— BEGIN The data —

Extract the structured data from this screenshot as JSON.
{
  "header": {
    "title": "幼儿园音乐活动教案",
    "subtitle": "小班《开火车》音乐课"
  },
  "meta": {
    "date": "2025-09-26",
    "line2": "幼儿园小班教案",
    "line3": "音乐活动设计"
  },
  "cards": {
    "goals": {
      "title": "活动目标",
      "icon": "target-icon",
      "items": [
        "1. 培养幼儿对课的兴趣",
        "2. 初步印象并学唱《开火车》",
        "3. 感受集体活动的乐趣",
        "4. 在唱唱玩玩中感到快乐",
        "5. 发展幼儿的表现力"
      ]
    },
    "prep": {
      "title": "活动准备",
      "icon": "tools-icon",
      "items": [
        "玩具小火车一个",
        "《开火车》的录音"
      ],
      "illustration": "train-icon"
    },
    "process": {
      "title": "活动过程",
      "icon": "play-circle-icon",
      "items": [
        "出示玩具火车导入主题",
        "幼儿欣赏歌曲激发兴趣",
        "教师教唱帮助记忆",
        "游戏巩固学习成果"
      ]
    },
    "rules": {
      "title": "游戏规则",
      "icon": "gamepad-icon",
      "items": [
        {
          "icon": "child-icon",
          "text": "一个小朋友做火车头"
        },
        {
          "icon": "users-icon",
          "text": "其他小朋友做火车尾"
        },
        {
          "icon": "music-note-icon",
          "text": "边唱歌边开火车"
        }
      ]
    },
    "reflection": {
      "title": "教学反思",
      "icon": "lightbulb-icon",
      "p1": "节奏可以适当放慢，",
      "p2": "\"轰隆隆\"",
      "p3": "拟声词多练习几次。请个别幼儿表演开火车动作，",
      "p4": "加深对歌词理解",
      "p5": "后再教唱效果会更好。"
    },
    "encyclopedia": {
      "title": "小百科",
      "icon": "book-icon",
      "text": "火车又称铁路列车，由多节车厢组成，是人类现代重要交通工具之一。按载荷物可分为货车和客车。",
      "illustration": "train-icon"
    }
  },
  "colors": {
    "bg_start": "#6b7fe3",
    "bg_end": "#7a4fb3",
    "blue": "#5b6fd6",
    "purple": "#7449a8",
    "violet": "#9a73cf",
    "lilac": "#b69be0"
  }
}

— END The data —

[Short problem] Output every line above without altering anything.

[Answer to the exercise]
Extract the structured data from this screenshot as JSON.
{
  "header": {
    "title": "幼儿园音乐活动教案",
    "subtitle": "小班《开火车》音乐课"
  },
  "meta": {
    "date": "2025-09-26",
    "line2": "幼儿园小班教案",
    "line3": "音乐活动设计"
  },
  "cards": {
    "goals": {
      "title": "活动目标",
      "icon": "target-icon",
      "items": [
        "1. 培养幼儿对课的兴趣",
        "2. 初步印象并学唱《开火车》",
        "3. 感受集体活动的乐趣",
        "4. 在唱唱玩玩中感到快乐",
        "5. 发展幼儿的表现力"
      ]
    },
    "prep": {
      "title": "活动准备",
      "icon": "tools-icon",
      "items": [
        "玩具小火车一个",
        "《开火车》的录音"
      ],
      "illustration": "train-icon"
    },
    "process": {
      "title": "活动过程",
      "icon": "play-circle-icon",
      "items": [
        "出示玩具火车导入主题",
        "幼儿欣赏歌曲激发兴趣",
        "教师教唱帮助记忆",
        "游戏巩固学习成果"
      ]
    },
    "rules": {
      "title": "游戏规则",
      "icon": "gamepad-icon",
      "items": [
        {
          "icon": "child-icon",
          "text": "一个小朋友做火车头"
        },
        {
          "icon": "users-icon",
          "text": "其他小朋友做火车尾"
        },
        {
          "icon": "music-note-icon",
          "text": "边唱歌边开火车"
        }
      ]
    },
    "reflection": {
      "title": "教学反思",
      "icon": "lightbulb-icon",
      "p1": "节奏可以适当放慢，",
      "p2": "\"轰隆隆\"",
      "p3": "拟声词多练习几次。请个别幼儿表演开火车动作，",
      "p4": "加深对歌词理解",
      "p5": "后再教唱效果会更好。"
    },
    "encyclopedia": {
      "title": "小百科",
      "icon": "book-icon",
      "text": "火车又称铁路列车，由多节车厢组成，是人类现代重要交通工具之一。按载荷物可分为货车和客车。",
      "illustration": "train-icon"
    }
  },
  "colors": {
    "bg_start": "#6b7fe3",
    "bg_end": "#7a4fb3",
    "blue": "#5b6fd6",
    "purple": "#7449a8",
    "violet": "#9a73cf",
    "lilac": "#b69be0"
  }
}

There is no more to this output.